**GIVEN ENTRIES**

--

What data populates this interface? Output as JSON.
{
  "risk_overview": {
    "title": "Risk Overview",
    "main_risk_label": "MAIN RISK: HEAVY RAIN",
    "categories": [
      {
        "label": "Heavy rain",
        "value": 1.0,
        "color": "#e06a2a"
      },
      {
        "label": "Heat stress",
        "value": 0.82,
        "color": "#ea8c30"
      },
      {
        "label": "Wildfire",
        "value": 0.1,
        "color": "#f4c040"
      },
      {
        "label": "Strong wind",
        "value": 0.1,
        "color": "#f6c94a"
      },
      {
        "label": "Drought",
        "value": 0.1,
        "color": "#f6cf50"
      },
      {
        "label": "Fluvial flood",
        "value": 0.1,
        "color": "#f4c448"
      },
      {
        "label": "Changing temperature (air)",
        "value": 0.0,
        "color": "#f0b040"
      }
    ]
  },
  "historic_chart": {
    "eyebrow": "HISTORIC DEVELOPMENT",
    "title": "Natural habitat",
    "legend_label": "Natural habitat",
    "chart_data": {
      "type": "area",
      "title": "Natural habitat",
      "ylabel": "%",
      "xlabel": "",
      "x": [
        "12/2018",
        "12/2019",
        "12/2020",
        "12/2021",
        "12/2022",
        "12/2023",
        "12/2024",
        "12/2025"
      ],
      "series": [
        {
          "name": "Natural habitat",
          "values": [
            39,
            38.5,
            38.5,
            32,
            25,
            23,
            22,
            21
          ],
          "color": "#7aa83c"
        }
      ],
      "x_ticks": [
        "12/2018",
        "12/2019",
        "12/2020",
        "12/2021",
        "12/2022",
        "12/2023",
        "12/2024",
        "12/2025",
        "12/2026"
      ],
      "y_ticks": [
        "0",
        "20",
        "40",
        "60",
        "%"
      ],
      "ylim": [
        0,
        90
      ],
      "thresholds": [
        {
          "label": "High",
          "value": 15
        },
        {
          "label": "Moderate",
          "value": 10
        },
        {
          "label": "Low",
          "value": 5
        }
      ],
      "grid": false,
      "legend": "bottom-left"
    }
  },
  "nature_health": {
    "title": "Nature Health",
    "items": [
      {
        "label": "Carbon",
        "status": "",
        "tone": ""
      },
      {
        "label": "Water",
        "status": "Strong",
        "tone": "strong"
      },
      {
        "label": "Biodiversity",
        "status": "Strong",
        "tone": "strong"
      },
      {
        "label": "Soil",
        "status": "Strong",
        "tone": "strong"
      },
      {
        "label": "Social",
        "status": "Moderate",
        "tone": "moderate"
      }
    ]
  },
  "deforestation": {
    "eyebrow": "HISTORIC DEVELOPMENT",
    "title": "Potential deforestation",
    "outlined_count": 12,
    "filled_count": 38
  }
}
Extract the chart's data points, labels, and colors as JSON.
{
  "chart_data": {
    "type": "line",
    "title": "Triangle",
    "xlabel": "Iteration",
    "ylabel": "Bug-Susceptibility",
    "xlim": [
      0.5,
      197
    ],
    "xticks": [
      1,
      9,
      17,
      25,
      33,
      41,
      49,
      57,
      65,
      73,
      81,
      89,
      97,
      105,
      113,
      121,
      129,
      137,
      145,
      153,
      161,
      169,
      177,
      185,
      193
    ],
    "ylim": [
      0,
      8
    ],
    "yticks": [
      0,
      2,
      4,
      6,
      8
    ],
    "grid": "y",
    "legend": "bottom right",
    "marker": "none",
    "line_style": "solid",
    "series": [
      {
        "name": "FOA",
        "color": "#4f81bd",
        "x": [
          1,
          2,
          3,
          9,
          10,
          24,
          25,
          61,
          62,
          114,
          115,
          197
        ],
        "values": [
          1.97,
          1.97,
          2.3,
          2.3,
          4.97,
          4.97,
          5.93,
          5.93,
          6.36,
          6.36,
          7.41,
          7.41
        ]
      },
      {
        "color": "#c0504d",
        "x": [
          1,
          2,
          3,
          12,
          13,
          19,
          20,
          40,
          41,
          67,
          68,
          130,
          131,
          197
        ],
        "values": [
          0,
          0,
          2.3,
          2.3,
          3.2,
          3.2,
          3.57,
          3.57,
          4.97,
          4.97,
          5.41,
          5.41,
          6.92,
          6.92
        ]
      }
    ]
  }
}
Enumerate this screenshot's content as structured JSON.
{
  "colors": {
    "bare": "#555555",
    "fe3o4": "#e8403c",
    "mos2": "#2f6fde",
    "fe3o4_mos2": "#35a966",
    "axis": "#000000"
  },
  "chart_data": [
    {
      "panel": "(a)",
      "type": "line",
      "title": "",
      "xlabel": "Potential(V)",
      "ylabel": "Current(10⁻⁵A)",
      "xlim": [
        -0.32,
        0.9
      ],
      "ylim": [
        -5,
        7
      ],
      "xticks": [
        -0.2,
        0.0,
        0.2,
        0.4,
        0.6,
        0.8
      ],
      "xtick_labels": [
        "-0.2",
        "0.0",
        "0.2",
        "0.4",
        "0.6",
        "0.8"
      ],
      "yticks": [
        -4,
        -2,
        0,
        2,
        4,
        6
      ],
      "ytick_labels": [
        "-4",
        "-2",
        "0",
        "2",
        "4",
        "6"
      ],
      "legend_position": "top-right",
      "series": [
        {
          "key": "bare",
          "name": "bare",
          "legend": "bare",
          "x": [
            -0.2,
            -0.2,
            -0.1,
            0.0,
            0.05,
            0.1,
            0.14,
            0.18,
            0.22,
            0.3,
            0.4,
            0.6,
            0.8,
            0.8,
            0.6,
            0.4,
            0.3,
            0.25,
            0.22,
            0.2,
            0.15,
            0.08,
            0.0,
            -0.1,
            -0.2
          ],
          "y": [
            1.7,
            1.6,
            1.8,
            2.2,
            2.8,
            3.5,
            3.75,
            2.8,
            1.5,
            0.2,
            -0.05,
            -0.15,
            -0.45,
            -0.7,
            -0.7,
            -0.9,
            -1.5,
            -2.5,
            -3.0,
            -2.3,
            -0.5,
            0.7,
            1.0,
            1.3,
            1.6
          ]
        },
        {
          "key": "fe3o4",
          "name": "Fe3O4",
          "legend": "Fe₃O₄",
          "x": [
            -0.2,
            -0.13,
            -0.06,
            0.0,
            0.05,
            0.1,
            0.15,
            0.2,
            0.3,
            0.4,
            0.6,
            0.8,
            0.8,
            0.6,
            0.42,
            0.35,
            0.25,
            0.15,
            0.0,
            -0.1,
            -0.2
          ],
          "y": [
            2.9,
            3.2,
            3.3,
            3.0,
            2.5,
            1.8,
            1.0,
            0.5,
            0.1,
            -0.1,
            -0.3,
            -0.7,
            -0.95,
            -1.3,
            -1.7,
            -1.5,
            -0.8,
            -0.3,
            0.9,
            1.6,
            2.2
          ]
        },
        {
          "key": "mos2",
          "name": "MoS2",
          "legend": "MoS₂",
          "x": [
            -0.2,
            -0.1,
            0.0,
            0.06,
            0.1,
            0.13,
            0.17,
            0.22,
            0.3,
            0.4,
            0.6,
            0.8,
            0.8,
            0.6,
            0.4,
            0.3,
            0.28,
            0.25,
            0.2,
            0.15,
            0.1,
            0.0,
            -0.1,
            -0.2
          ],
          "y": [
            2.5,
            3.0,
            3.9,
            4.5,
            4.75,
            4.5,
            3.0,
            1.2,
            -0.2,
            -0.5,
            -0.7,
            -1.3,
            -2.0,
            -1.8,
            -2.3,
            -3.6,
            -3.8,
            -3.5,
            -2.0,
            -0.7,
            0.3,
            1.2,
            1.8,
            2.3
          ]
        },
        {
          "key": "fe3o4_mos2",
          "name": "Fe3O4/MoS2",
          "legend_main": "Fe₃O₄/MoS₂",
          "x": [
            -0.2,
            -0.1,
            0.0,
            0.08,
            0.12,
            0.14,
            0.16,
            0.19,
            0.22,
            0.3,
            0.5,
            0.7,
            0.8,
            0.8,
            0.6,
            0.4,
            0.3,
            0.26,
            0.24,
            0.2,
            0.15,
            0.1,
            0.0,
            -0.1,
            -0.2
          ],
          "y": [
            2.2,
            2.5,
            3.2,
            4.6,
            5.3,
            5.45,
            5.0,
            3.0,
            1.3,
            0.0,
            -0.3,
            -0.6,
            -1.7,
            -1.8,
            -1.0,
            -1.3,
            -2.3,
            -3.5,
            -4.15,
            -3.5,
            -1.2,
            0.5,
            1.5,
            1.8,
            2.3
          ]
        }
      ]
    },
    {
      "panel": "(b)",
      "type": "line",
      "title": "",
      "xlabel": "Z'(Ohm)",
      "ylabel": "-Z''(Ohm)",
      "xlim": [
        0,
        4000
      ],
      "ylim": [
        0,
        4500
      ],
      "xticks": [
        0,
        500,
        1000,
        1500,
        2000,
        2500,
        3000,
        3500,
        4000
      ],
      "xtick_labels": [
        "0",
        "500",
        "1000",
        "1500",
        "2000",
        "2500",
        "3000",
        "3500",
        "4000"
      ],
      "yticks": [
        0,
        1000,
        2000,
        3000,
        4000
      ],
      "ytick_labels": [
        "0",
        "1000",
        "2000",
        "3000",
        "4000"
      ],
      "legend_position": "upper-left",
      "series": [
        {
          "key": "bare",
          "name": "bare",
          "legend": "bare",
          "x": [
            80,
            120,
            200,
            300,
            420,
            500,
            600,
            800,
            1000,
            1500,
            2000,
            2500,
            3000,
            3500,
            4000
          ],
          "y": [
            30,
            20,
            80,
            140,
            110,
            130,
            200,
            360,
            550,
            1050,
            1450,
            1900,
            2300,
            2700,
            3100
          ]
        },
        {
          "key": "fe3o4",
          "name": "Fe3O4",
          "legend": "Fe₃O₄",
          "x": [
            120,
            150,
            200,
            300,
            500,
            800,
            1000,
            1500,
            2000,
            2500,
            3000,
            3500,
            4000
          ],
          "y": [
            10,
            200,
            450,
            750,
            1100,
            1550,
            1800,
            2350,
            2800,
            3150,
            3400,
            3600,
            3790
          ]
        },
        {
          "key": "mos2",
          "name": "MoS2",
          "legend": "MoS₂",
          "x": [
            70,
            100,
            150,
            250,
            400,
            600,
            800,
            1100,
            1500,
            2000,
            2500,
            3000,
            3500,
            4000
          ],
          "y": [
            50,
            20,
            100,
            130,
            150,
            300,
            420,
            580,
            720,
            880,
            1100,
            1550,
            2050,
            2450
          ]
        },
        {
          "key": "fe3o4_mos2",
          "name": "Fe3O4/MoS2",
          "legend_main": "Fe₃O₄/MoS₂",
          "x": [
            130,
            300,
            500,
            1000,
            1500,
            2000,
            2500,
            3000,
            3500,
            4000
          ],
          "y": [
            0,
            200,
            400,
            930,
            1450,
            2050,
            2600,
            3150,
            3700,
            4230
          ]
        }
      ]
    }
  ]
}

--

**EXERCISE INSTRUCTIONS**
Give nothing but the count of lines in the listing above that hold the string "Potential".

**SOLUTION TO THE PROBLEM**
2